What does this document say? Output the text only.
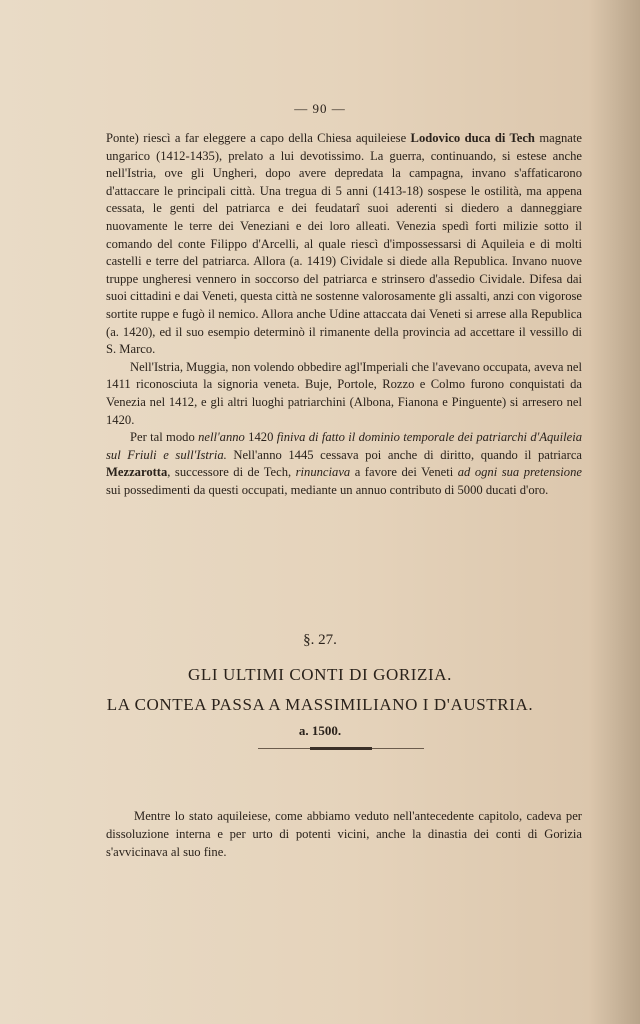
— 90 —

Ponte) riescì a far eleggere a capo della Chiesa aquileiese Lodovico duca di Tech magnate ungarico (1412-1435), prelato a lui devotissimo. La guerra, continuando, si estese anche nell'Istria, ove gli Ungheri, dopo avere depredata la campagna, invano s'affaticarono d'attaccare le principali città. Una tregua di 5 anni (1413-18) sospese le ostilità, ma appena cessata, le genti del patriarca e dei feudatarî suoi aderenti si diedero a danneggiare nuovamente le terre dei Veneziani e dei loro alleati. Venezia spedì forti milizie sotto il comando del conte Filippo d'Arcelli, al quale riescì d'impossessarsi di Aquileia e di molti castelli e terre del patriarca. Allora (a. 1419) Cividale si diede alla Republica. Invano nuove truppe ungheresi vennero in soccorso del patriarca e strinsero d'assedio Cividale. Difesa dai suoi cittadini e dai Veneti, questa città ne sostenne valorosamente gli assalti, anzi con vigorose sortite ruppe e fugò il nemico. Allora anche Udine attaccata dai Veneti si arrese alla Republica (a. 1420), ed il suo esempio determinò il rimanente della provincia ad accettare il vessillo di S. Marco.

Nell'Istria, Muggia, non volendo obbedire agl'Imperiali che l'avevano occupata, aveva nel 1411 riconosciuta la signoria veneta. Buje, Portole, Rozzo e Colmo furono conquistati da Venezia nel 1412, e gli altri luoghi patriarchini (Albona, Fianona e Pinguente) si arresero nel 1420.

Per tal modo nell'anno 1420 finiva di fatto il dominio temporale dei patriarchi d'Aquileia sul Friuli e sull'Istria. Nell'anno 1445 cessava poi anche di diritto, quando il patriarca Mezzarotta, successore di de Tech, rinunciava a favore dei Veneti ad ogni sua pretensione sui possedimenti da questi occupati, mediante un annuo contributo di 5000 ducati d'oro.

§. 27.
GLI ULTIMI CONTI DI GORIZIA.
LA CONTEA PASSA A MASSIMILIANO I D'AUSTRIA.
a. 1500.

Mentre lo stato aquileiese, come abbiamo veduto nell'antecedente capitolo, cadeva per dissoluzione interna e per urto di potenti vicini, anche la dinastia dei conti di Gorizia s'avvicinava al suo fine.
□ □ □
#### WHAT YOU WILL DO:
Copy each line above precisely, dropping the pictures.

#### FINAL RESULT:
What does this document say? Output the text only.
— 90 —

Ponte) riescì a far eleggere a capo della Chiesa aquileiese Lodovico duca di Tech magnate ungarico (1412-1435), prelato a lui devotissimo. La guerra, continuando, si estese anche nell'Istria, ove gli Ungheri, dopo avere depredata la campagna, invano s'affaticarono d'attaccare le principali città. Una tregua di 5 anni (1413-18) sospese le ostilità, ma appena cessata, le genti del patriarca e dei feudatarî suoi aderenti si diedero a danneggiare nuovamente le terre dei Veneziani e dei loro alleati. Venezia spedì forti milizie sotto il comando del conte Filippo d'Arcelli, al quale riescì d'impossessarsi di Aquileia e di molti castelli e terre del patriarca. Allora (a. 1419) Cividale si diede alla Republica. Invano nuove truppe ungheresi vennero in soccorso del patriarca e strinsero d'assedio Cividale. Difesa dai suoi cittadini e dai Veneti, questa città ne sostenne valorosamente gli assalti, anzi con vigorose sortite ruppe e fugò il nemico. Allora anche Udine attaccata dai Veneti si arrese alla Republica (a. 1420), ed il suo esempio determinò il rimanente della provincia ad accettare il vessillo di S. Marco.

Nell'Istria, Muggia, non volendo obbedire agl'Imperiali che l'avevano occupata, aveva nel 1411 riconosciuta la signoria veneta. Buje, Portole, Rozzo e Colmo furono conquistati da Venezia nel 1412, e gli altri luoghi patriarchini (Albona, Fianona e Pinguente) si arresero nel 1420.

Per tal modo nell'anno 1420 finiva di fatto il dominio temporale dei patriarchi d'Aquileia sul Friuli e sull'Istria. Nell'anno 1445 cessava poi anche di diritto, quando il patriarca Mezzarotta, successore di de Tech, rinunciava a favore dei Veneti ad ogni sua pretensione sui possedimenti da questi occupati, mediante un annuo contributo di 5000 ducati d'oro.

§. 27.
GLI ULTIMI CONTI DI GORIZIA.
LA CONTEA PASSA A MASSIMILIANO I D'AUSTRIA.
a. 1500.

Mentre lo stato aquileiese, come abbiamo veduto nell'antecedente capitolo, cadeva per dissoluzione interna e per urto di potenti vicini, anche la dinastia dei conti di Gorizia s'avvicinava al suo fine.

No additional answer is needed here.